[Begin Extracted data]

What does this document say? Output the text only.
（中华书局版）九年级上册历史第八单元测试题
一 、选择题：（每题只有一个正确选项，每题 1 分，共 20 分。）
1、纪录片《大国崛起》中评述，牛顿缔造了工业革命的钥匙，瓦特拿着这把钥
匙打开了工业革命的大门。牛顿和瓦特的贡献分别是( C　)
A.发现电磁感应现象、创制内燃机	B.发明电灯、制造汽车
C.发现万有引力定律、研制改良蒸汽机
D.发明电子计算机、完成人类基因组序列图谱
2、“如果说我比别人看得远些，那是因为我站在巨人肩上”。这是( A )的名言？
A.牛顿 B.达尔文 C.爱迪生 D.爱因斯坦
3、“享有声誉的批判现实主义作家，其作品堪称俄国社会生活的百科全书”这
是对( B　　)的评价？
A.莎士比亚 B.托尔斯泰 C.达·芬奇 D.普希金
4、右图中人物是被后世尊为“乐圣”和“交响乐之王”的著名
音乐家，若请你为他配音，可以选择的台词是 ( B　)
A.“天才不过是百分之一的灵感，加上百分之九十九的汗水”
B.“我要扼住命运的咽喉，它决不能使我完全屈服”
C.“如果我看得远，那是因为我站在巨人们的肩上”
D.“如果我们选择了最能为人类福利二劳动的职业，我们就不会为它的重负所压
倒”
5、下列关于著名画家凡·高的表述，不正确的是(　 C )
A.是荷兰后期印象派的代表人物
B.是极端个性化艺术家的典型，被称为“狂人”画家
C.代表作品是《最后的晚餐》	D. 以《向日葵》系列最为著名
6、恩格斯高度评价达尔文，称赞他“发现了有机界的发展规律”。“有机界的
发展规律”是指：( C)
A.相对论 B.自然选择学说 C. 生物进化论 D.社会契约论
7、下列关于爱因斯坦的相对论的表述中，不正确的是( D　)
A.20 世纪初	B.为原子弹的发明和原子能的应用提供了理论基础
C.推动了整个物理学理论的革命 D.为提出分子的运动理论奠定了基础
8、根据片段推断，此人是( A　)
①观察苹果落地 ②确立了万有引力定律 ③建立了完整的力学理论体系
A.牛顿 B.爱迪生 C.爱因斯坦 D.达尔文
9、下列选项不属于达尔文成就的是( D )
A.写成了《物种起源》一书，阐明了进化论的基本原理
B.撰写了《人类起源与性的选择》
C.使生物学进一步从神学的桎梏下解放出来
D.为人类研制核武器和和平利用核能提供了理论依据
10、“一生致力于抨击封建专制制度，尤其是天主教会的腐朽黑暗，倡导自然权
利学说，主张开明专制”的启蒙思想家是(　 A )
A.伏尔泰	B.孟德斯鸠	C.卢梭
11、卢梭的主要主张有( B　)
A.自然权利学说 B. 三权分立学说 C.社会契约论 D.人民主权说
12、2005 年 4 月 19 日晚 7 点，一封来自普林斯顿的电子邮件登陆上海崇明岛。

[End Extracted data]
[Begin Extracted data]

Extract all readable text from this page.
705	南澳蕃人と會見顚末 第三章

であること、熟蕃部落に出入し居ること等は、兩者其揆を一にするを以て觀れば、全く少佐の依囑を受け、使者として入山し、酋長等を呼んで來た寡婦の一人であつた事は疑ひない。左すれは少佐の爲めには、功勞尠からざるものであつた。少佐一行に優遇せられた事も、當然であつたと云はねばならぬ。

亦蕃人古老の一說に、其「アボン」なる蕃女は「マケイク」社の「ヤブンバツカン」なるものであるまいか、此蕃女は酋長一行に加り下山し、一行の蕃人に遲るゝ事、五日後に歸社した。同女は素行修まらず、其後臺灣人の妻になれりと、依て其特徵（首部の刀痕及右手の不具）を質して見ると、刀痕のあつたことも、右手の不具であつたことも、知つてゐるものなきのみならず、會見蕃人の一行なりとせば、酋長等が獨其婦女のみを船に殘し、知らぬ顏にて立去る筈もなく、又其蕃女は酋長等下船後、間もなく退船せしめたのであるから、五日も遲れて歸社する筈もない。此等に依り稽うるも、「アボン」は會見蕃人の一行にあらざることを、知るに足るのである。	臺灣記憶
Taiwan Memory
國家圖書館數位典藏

[End Extracted data]
[Begin Extracted data]

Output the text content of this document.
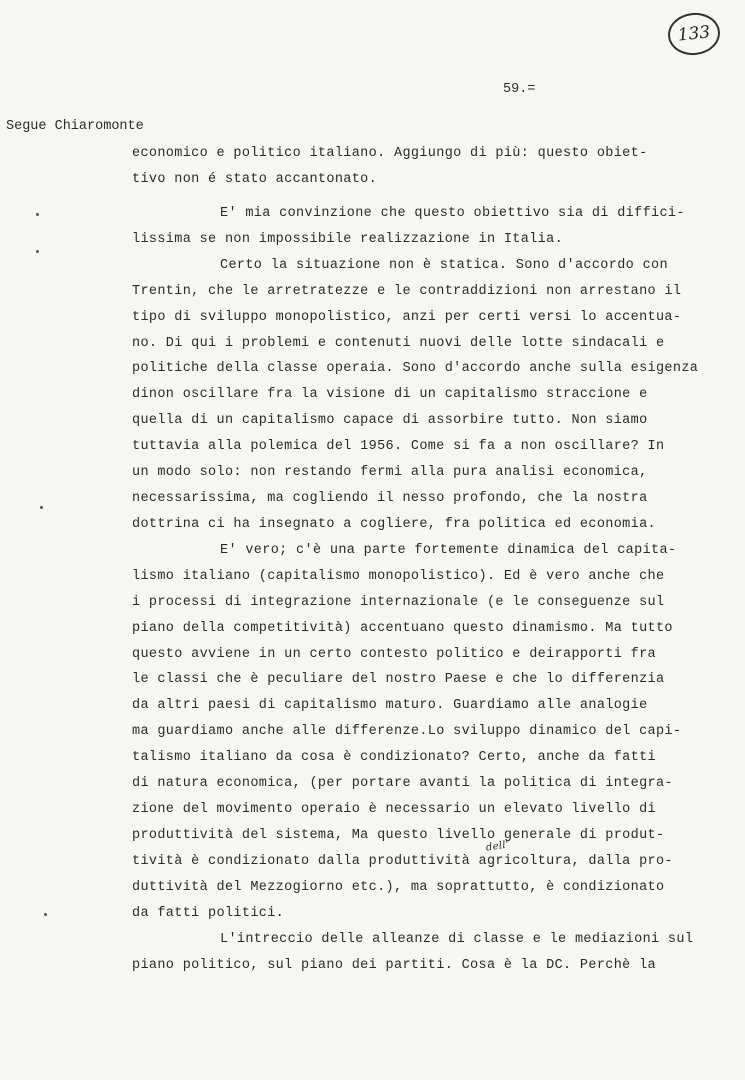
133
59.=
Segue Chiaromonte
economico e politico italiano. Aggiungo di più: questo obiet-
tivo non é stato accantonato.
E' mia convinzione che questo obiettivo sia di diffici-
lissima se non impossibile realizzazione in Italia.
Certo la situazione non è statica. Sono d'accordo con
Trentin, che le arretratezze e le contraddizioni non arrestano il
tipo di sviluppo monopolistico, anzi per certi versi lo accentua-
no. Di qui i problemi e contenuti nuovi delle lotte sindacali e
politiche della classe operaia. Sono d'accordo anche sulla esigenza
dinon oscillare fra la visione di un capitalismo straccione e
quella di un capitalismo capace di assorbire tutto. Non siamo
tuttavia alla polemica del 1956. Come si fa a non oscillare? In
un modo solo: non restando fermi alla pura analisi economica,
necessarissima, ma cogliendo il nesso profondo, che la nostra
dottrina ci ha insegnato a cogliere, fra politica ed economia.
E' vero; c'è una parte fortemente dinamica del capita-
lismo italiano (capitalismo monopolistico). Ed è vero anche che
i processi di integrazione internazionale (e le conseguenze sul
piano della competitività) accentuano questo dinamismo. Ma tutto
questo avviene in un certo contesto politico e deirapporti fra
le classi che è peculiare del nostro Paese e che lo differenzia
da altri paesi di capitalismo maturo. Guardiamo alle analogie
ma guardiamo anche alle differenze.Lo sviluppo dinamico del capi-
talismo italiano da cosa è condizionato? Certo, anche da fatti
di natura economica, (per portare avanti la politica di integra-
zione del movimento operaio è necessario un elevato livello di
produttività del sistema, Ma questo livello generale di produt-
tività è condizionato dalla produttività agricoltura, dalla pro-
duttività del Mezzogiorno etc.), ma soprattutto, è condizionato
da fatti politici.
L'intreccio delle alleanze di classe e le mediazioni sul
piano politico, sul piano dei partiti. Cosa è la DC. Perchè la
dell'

[End Extracted data]

### Problem requirements
Check each line of the records for the word "italiano" and extract those that contain it.

### Problem solution
economico e politico italiano. Aggiungo di più: questo obiet-
lismo italiano (capitalismo monopolistico). Ed è vero anche che
talismo italiano da cosa è condizionato? Certo, anche da fatti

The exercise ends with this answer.